Start of GIVEN DATA

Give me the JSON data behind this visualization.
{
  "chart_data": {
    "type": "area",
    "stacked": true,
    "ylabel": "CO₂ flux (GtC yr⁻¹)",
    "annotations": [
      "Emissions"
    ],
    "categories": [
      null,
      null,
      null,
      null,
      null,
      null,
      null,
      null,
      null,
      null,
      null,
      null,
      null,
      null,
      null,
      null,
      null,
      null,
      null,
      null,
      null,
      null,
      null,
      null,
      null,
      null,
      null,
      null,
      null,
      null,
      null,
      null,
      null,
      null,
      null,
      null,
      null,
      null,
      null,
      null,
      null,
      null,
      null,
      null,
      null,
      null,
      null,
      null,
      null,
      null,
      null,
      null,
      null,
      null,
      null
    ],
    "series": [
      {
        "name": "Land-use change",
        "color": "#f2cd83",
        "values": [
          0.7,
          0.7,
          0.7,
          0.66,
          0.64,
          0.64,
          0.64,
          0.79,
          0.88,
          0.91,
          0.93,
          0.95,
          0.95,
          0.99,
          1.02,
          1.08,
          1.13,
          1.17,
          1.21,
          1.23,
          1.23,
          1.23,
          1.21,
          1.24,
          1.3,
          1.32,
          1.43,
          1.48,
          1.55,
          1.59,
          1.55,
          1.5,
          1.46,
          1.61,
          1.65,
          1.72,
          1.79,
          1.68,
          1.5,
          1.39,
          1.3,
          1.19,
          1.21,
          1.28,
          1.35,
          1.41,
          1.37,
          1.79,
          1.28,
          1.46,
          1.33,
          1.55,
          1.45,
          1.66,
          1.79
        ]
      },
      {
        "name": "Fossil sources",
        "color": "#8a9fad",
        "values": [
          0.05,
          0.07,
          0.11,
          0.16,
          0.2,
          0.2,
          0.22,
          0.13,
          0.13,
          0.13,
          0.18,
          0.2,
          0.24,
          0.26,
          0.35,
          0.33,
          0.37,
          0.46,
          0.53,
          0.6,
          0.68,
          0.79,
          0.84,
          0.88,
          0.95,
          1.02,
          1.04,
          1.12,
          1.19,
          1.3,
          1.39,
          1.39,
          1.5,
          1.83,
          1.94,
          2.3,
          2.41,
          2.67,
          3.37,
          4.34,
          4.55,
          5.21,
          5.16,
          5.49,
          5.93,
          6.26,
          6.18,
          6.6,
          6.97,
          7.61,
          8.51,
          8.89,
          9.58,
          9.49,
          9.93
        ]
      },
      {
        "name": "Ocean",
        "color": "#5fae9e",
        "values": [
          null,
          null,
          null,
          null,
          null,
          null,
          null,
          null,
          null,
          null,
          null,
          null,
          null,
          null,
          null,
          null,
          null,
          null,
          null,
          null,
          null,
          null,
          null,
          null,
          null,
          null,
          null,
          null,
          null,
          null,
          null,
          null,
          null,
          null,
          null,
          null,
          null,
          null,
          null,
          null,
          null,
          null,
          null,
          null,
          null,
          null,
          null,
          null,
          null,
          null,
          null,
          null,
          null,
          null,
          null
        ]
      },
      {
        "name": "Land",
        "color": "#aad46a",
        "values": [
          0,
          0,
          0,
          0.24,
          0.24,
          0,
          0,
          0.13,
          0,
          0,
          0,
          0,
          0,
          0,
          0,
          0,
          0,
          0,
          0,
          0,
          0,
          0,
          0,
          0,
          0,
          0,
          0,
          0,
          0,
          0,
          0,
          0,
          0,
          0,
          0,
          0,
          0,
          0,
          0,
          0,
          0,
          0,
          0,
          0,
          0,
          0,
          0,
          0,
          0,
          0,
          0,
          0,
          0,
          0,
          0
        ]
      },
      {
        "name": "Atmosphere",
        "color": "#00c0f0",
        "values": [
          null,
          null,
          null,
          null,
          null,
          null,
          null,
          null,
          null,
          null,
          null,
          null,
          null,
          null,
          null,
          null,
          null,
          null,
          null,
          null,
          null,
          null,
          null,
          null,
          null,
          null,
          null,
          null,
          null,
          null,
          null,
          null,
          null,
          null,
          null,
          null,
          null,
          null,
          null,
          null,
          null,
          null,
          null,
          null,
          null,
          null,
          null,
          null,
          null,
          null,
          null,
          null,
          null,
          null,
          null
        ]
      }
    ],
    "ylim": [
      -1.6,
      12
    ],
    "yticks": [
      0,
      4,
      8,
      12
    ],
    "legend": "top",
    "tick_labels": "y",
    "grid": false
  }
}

End of GIVEN DATA

Track down every line holding the string "color" and copy it.

WRITTEN SOLUTION:
        "color": "#f2cd83",
        "color": "#8a9fad",
        "color": "#5fae9e",
        "color": "#aad46a",
        "color": "#00c0f0",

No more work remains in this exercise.